#### [Work to be completed]
Gather every line holding the string "modern".

#### [Supplied records]
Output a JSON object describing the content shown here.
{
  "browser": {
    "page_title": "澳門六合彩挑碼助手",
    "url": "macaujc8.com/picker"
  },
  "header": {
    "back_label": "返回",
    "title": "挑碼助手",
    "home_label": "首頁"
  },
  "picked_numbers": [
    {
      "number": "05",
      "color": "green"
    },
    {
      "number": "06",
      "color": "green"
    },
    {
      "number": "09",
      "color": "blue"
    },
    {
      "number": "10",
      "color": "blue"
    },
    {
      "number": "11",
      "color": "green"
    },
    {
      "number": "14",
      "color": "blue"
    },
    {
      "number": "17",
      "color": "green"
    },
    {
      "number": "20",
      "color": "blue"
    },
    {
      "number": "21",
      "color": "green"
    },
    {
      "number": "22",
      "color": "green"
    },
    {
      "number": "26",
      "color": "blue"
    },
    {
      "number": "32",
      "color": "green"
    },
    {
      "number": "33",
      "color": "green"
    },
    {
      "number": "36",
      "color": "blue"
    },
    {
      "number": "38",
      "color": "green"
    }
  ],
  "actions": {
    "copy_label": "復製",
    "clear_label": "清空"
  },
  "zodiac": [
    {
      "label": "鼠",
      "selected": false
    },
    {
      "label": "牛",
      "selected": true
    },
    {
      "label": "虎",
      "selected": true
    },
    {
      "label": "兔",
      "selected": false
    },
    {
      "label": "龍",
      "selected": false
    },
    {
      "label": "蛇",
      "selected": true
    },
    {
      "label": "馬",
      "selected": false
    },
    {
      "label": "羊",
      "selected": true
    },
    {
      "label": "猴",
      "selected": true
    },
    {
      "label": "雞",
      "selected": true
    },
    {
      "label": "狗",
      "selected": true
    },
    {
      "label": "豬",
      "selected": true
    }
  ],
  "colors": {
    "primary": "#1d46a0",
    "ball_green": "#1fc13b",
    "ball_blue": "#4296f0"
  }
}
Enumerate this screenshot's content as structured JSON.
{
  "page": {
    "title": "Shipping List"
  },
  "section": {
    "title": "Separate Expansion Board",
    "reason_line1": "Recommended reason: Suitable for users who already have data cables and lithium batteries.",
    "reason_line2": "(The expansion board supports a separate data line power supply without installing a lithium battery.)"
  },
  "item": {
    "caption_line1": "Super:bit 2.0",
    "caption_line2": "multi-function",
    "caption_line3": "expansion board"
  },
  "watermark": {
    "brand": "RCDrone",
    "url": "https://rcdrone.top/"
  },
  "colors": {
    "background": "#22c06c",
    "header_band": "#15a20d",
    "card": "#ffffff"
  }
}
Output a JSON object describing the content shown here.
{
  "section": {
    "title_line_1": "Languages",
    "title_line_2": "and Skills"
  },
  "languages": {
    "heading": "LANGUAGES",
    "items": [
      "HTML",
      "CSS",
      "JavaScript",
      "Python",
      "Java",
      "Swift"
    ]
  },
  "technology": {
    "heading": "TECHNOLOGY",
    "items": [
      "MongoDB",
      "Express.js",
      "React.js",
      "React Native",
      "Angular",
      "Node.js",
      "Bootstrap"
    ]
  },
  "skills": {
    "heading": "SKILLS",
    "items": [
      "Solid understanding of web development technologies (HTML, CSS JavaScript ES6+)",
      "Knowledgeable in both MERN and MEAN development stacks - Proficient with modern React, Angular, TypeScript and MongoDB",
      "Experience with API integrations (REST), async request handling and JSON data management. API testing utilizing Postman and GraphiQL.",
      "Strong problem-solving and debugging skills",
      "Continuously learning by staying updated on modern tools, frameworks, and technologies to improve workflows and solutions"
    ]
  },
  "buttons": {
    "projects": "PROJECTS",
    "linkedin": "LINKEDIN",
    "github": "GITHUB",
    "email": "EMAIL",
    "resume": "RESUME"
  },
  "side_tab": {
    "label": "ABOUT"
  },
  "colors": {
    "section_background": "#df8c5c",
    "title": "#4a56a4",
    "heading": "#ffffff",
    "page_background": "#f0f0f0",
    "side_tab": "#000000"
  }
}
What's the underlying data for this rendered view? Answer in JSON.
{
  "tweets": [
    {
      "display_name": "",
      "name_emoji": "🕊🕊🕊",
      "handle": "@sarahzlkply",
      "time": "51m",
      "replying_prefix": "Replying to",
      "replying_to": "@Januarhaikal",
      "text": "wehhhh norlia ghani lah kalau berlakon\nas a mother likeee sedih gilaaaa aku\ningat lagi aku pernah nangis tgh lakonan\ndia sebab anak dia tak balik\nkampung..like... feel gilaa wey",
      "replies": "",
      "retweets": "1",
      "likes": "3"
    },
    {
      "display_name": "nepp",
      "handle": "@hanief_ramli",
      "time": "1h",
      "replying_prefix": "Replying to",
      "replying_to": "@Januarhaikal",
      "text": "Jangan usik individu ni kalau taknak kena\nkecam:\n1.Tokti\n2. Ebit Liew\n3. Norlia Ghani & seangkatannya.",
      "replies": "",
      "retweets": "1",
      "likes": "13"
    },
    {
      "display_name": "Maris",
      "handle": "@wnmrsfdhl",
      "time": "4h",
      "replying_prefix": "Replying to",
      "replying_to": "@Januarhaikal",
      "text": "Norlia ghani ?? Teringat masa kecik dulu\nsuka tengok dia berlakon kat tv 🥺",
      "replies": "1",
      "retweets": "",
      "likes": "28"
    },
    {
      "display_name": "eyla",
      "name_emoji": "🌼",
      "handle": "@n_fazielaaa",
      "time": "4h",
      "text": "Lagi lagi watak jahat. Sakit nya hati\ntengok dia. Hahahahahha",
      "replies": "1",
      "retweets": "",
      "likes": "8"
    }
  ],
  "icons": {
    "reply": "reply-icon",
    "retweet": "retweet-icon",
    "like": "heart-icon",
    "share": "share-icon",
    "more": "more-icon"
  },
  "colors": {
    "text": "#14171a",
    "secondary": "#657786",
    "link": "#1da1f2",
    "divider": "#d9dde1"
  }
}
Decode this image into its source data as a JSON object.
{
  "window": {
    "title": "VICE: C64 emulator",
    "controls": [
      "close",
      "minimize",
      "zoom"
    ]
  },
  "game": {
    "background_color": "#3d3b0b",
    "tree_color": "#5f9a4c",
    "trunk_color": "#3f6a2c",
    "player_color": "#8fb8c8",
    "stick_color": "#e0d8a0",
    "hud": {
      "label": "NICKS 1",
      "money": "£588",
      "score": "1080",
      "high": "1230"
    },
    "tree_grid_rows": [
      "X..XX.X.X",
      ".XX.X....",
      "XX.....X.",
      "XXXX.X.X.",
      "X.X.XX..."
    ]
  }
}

#### [The answer]
      "Knowledgeable in both MERN and MEAN development stacks - Proficient with modern React, Angular, TypeScript and MongoDB",
      "Continuously learning by staying updated on modern tools, frameworks, and technologies to improve workflows and solutions"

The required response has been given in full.